## start
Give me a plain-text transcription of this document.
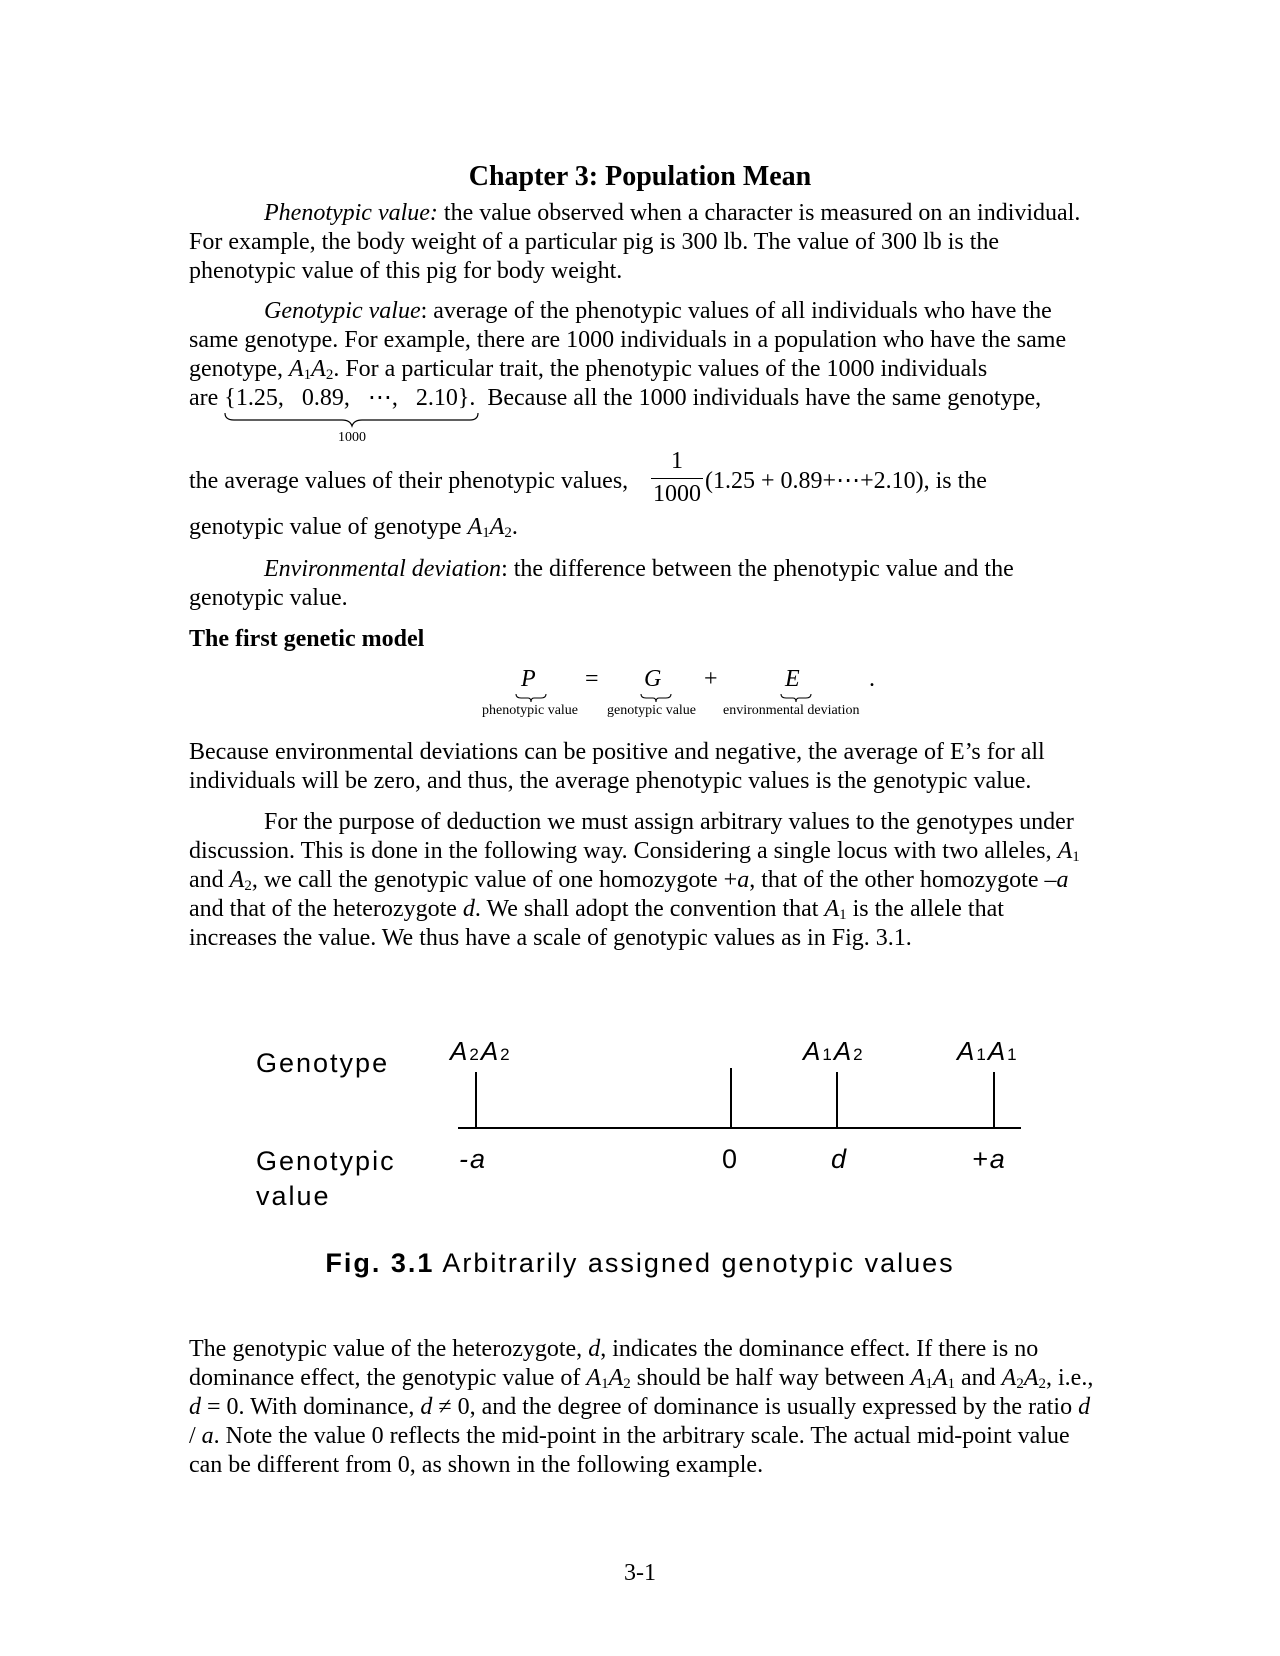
Chapter 3: Population Mean
Phenotypic value: the value observed when a character is measured on an individual. For example, the body weight of a particular pig is 300 lb. The value of 300 lb is the phenotypic value of this pig for body weight.
Genotypic value: average of the phenotypic values of all individuals who have the same genotype. For example, there are 1000 individuals in a population who have the same genotype, $A_1A_2$. For a particular trait, the phenotypic values of the 1000 individuals
are {1.25,   0.89,   ⋯,   2.10}.  Because all the 1000 individuals have the same genotype,
1000
the average values of their phenotypic values,
1
1000 (1.25 + 0.89+⋯+2.10), is the
genotypic value of genotype $A_1A_2$.
Environmental deviation: the difference between the phenotypic value and the genotypic value.
The first genetic model
P = G +	E	.
phenotypic value genotypic value environmental deviation
Because environmental deviations can be positive and negative, the average of E’s for all individuals will be zero, and thus, the average phenotypic values is the genotypic value.
For the purpose of deduction we must assign arbitrary values to the genotypes under discussion. This is done in the following way. Considering a single locus with two alleles, $A_1$ and $A_2$, we call the genotypic value of one homozygote +a, that of the other homozygote –a and that of the heterozygote d. We shall adopt the convention that $A_1$ is the allele that increases the value. We thus have a scale of genotypic values as in Fig. 3.1.
Genotype
Genotypic
value
A2A2	A1A2	A1A1
-a	0	d	+a
Fig. 3.1 Arbitrarily assigned genotypic values
The genotypic value of the heterozygote, d, indicates the dominance effect. If there is no dominance effect, the genotypic value of $A_1A_2$ should be half way between $A_1A_1$ and $A_2A_2$, i.e., d = 0. With dominance, d ≠ 0, and the degree of dominance is usually expressed by the ratio d / a. Note the value 0 reflects the mid-point in the arbitrary scale. The actual mid-point value can be different from 0, as shown in the following example.
3-1
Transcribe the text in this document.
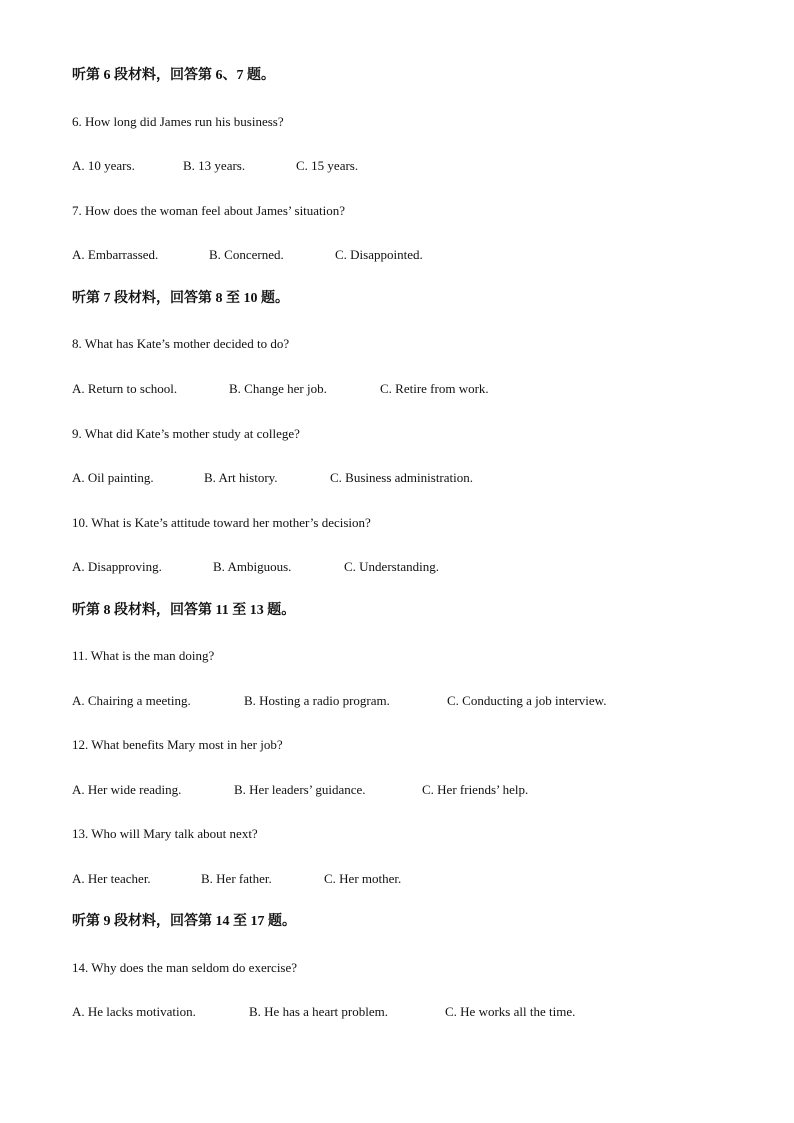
听第 6 段材料，回答第 6、7 题。
6. How long did James run his business?
A. 10 years.	B. 13 years.	C. 15 years.
7. How does the woman feel about James’ situation?
A. Embarrassed.	B. Concerned.	C. Disappointed.
听第 7 段材料，回答第 8 至 10 题。
8. What has Kate’s mother decided to do?
A. Return to school.	B. Change her job.	C. Retire from work.
9. What did Kate’s mother study at college?
A. Oil painting.	B. Art history.	C. Business administration.
10. What is Kate’s attitude toward her mother’s decision?
A. Disapproving.	B. Ambiguous.	C. Understanding.
听第 8 段材料，回答第 11 至 13 题。
11. What is the man doing?
A. Chairing a meeting.	B. Hosting a radio program.	C. Conducting a job interview.
12. What benefits Mary most in her job?
A. Her wide reading.	B. Her leaders’ guidance.	C. Her friends’ help.
13. Who will Mary talk about next?
A. Her teacher.	B. Her father.	C. Her mother.
听第 9 段材料，回答第 14 至 17 题。
14. Why does the man seldom do exercise?
A. He lacks motivation.	B. He has a heart problem.	C. He works all the time.
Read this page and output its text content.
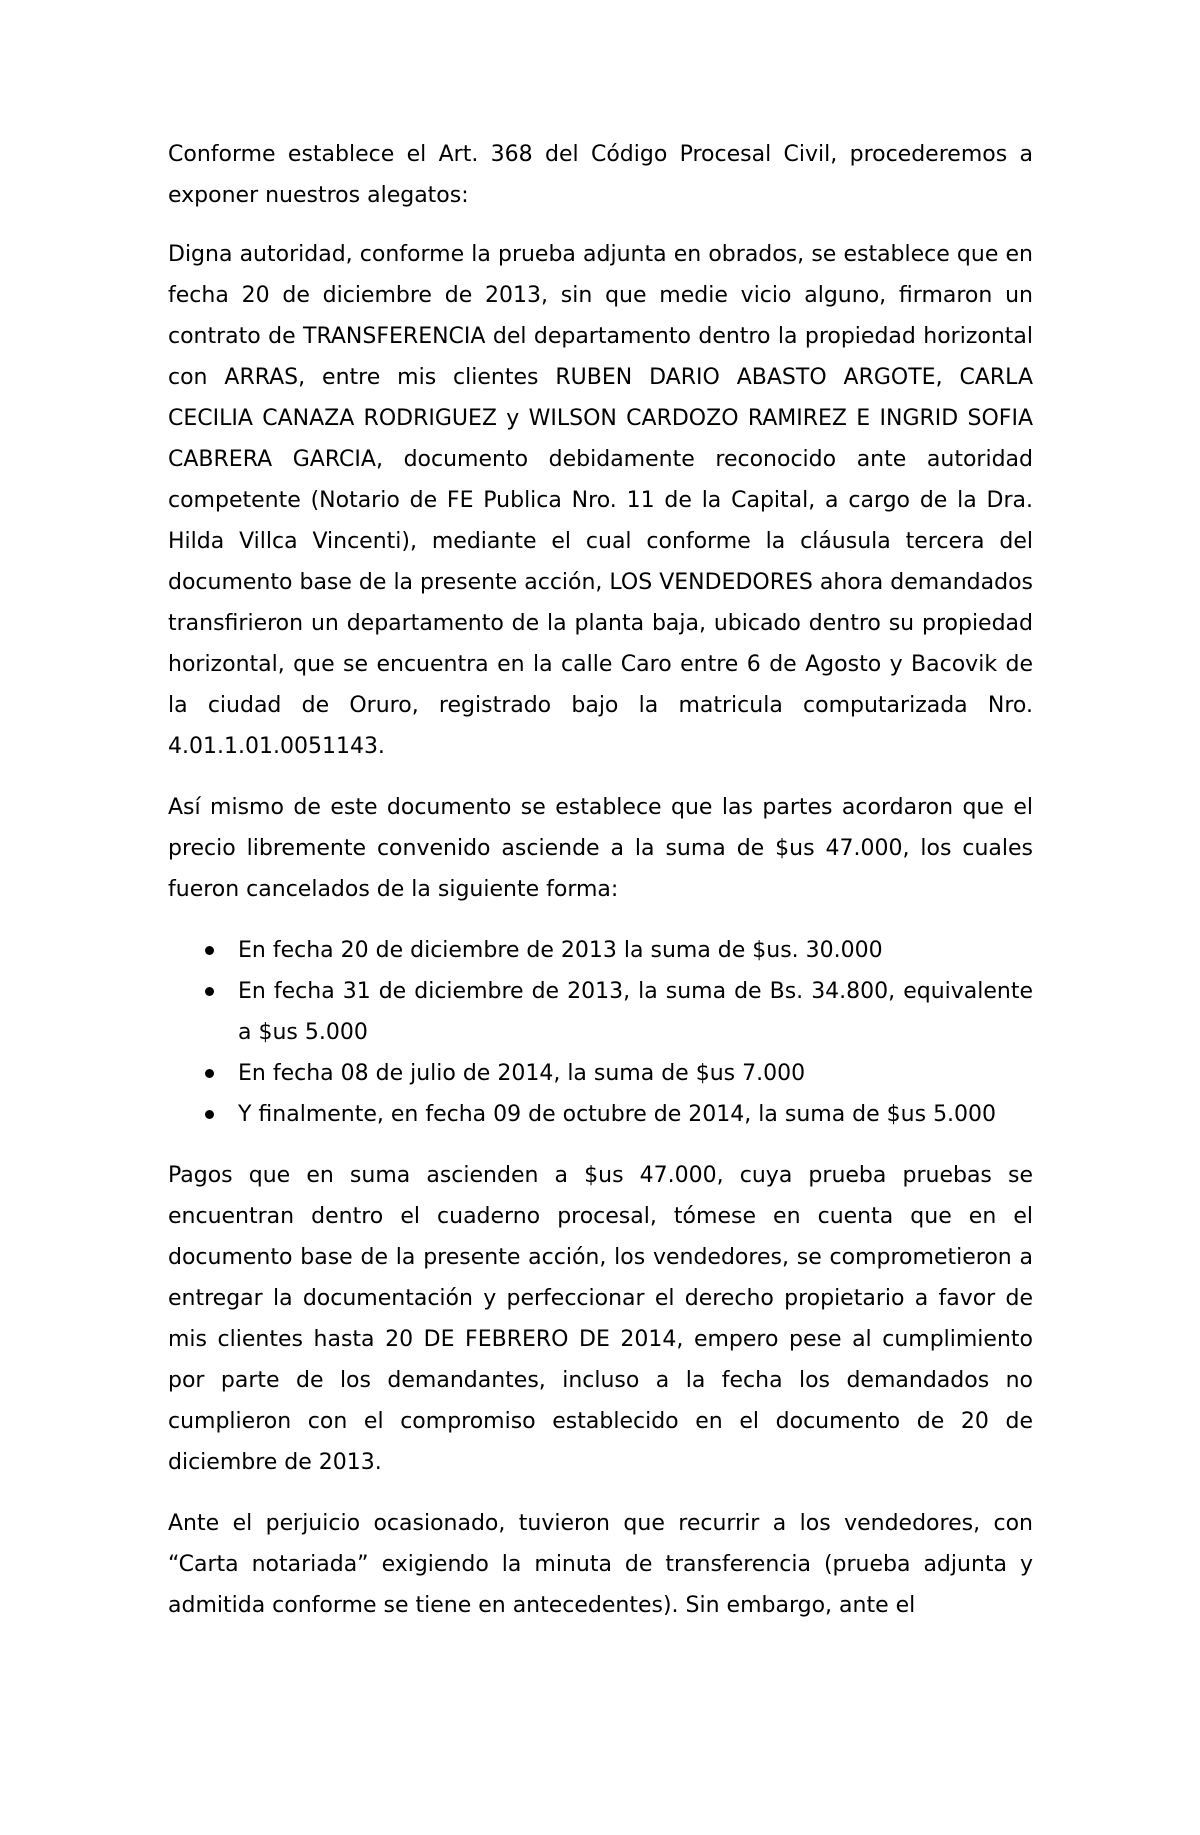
Conforme establece el Art. 368 del Código Procesal Civil, procederemos a exponer nuestros alegatos:

Digna autoridad, conforme la prueba adjunta en obrados, se establece que en fecha 20 de diciembre de 2013, sin que medie vicio alguno, firmaron un contrato de TRANSFERENCIA del departamento dentro la propiedad horizontal con ARRAS, entre mis clientes RUBEN DARIO ABASTO ARGOTE, CARLA CECILIA CANAZA RODRIGUEZ y WILSON CARDOZO RAMIREZ E INGRID SOFIA CABRERA GARCIA, documento debidamente reconocido ante autoridad competente (Notario de FE Publica Nro. 11 de la Capital, a cargo de la Dra. Hilda Villca Vincenti), mediante el cual conforme la cláusula tercera del documento base de la presente acción, LOS VENDEDORES ahora demandados transfirieron un departamento de la planta baja, ubicado dentro su propiedad horizontal, que se encuentra en la calle Caro entre 6 de Agosto y Bacovik de la ciudad de Oruro, registrado bajo la matricula computarizada Nro. 4.01.1.01.0051143.

Así mismo de este documento se establece que las partes acordaron que el precio libremente convenido asciende a la suma de $us 47.000, los cuales fueron cancelados de la siguiente forma:

En fecha 20 de diciembre de 2013 la suma de $us. 30.000
En fecha 31 de diciembre de 2013, la suma de Bs. 34.800, equivalente a $us 5.000
En fecha 08 de julio de 2014, la suma de $us 7.000
Y finalmente, en fecha 09 de octubre de 2014, la suma de $us 5.000

Pagos que en suma ascienden a $us 47.000, cuya prueba pruebas se encuentran dentro el cuaderno procesal, tómese en cuenta que en el documento base de la presente acción, los vendedores, se comprometieron a entregar la documentación y perfeccionar el derecho propietario a favor de mis clientes hasta 20 DE FEBRERO DE 2014, empero pese al cumplimiento por parte de los demandantes, incluso a la fecha los demandados no cumplieron con el compromiso establecido en el documento de 20 de diciembre de 2013.

Ante el perjuicio ocasionado, tuvieron que recurrir a los vendedores, con “Carta notariada” exigiendo la minuta de transferencia (prueba adjunta y admitida conforme se tiene en antecedentes). Sin embargo, ante el
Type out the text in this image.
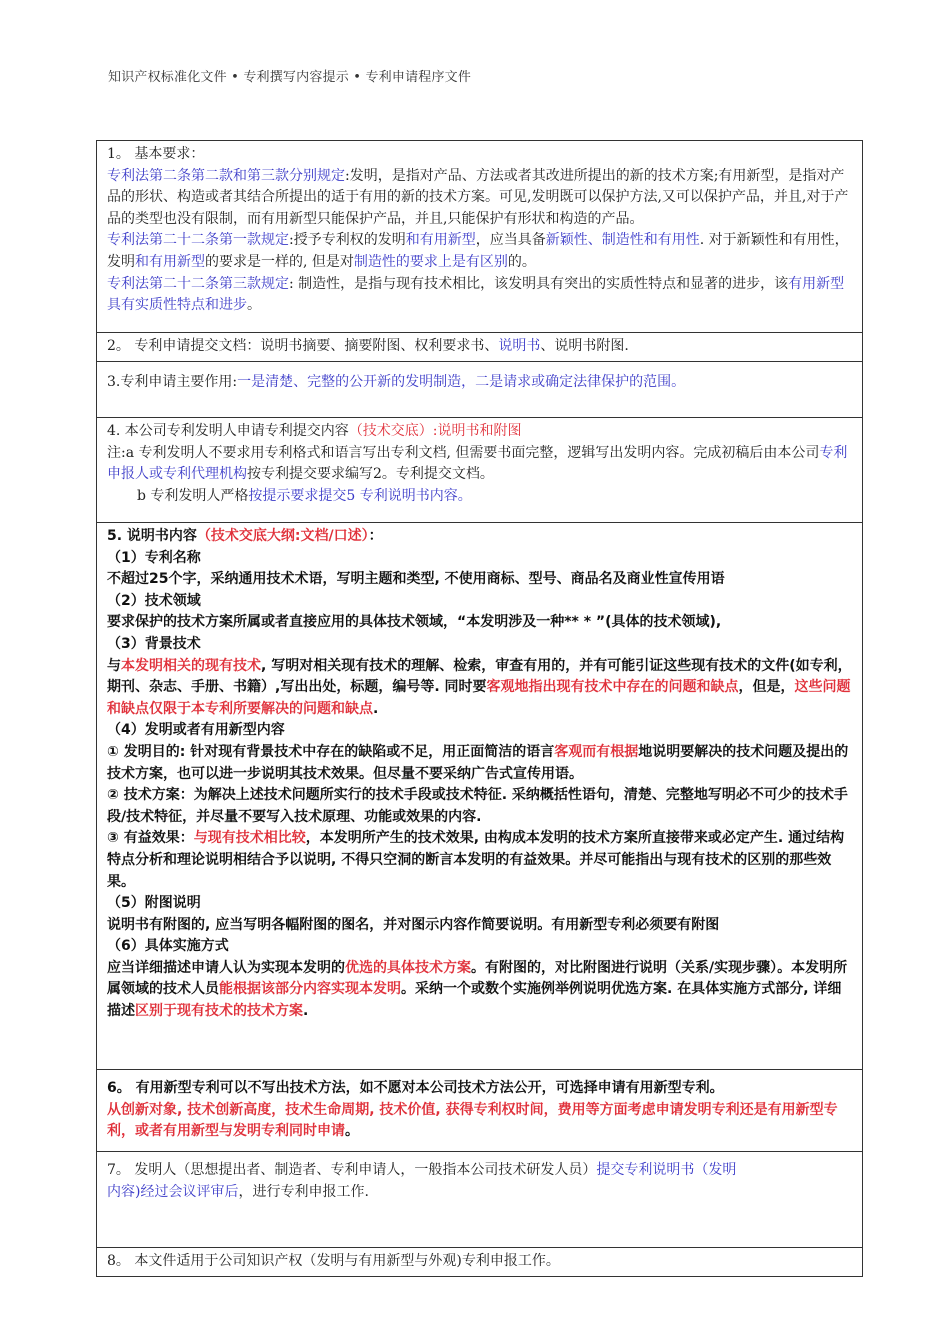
知识产权标准化文件 • 专利撰写内容提示 • 专利申请程序文件

1。 基本要求：

专利法第二条第二款和第三款分别规定:发明，是指对产品、方法或者其改进所提出的新的技术方案;有用新型，是指对产品的形状、构造或者其结合所提出的适于有用的新的技术方案。可见,发明既可以保护方法,又可以保护产品，并且,对于产品的类型也没有限制，而有用新型只能保护产品，并且,只能保护有形状和构造的产品。

专利法第二十二条第一款规定:授予专利权的发明和有用新型，应当具备新颖性、制造性和有用性. 对于新颖性和有用性，发明和有用新型的要求是一样的, 但是对制造性的要求上是有区别的。

专利法第二十二条第三款规定: 制造性，是指与现有技术相比，该发明具有突出的实质性特点和显著的进步，该有用新型具有实质性特点和进步。

2。 专利申请提交文档：说明书摘要、摘要附图、权利要求书、说明书、说明书附图.

3.专利申请主要作用:一是清楚、完整的公开新的发明制造，二是请求或确定法律保护的范围。

4. 本公司专利发明人申请专利提交内容（技术交底）:说明书和附图

注:a 专利发明人不要求用专利格式和语言写出专利文档, 但需要书面完整，逻辑写出发明内容。完成初稿后由本公司专利申报人或专利代理机构按专利提交要求编写2。专利提交文档。

b 专利发明人严格按提示要求提交5 专利说明书内容。

5. 说明书内容（技术交底大纲:文档/口述）：

（1）专利名称

不超过25个字，采纳通用技术术语，写明主题和类型, 不使用商标、型号、商品名及商业性宣传用语

（2）技术领域

要求保护的技术方案所属或者直接应用的具体技术领域，“本发明涉及一种** * ”(具体的技术领域),

（3）背景技术

与本发明相关的现有技术, 写明对相关现有技术的理解、检索，审查有用的，并有可能引证这些现有技术的文件(如专利，期刊、杂志、手册、书籍）,写出出处，标题，编号等. 同时要客观地指出现有技术中存在的问题和缺点，但是，这些问题和缺点仅限于本专利所要解决的问题和缺点.

（4）发明或者有用新型内容

① 发明目的: 针对现有背景技术中存在的缺陷或不足，用正面简洁的语言客观而有根据地说明要解决的技术问题及提出的技术方案，也可以进一步说明其技术效果。但尽量不要采纳广告式宣传用语。

② 技术方案：为解决上述技术问题所实行的技术手段或技术特征. 采纳概括性语句，清楚、完整地写明必不可少的技术手段/技术特征，并尽量不要写入技术原理、功能或效果的内容.

③ 有益效果：与现有技术相比较，本发明所产生的技术效果, 由构成本发明的技术方案所直接带来或必定产生. 通过结构特点分析和理论说明相结合予以说明, 不得只空洞的断言本发明的有益效果。并尽可能指出与现有技术的区别的那些效果。

（5）附图说明

说明书有附图的, 应当写明各幅附图的图名，并对图示内容作简要说明。有用新型专利必须要有附图

（6）具体实施方式

应当详细描述申请人认为实现本发明的优选的具体技术方案。有附图的，对比附图进行说明（关系/实现步骤）。本发明所属领域的技术人员能根据该部分内容实现本发明。采纳一个或数个实施例举例说明优选方案. 在具体实施方式部分, 详细描述区别于现有技术的技术方案.

6。 有用新型专利可以不写出技术方法，如不愿对本公司技术方法公开，可选择申请有用新型专利。

从创新对象, 技术创新高度，技术生命周期, 技术价值, 获得专利权时间，费用等方面考虑申请发明专利还是有用新型专利，或者有用新型与发明专利同时申请。

7。 发明人（思想提出者、制造者、专利申请人，一般指本公司技术研发人员）提交专利说明书（发明

内容)经过会议评审后，进行专利申报工作.

8。 本文件适用于公司知识产权（发明与有用新型与外观)专利申报工作。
## end
Exercise requirements -
Look through the material above and pick out each line holding the word "Kate".

Worked answer -
8. What has Kate’s mother decided to do?
9. What did Kate’s mother study at college?
10. What is Kate’s attitude toward her mother’s decision?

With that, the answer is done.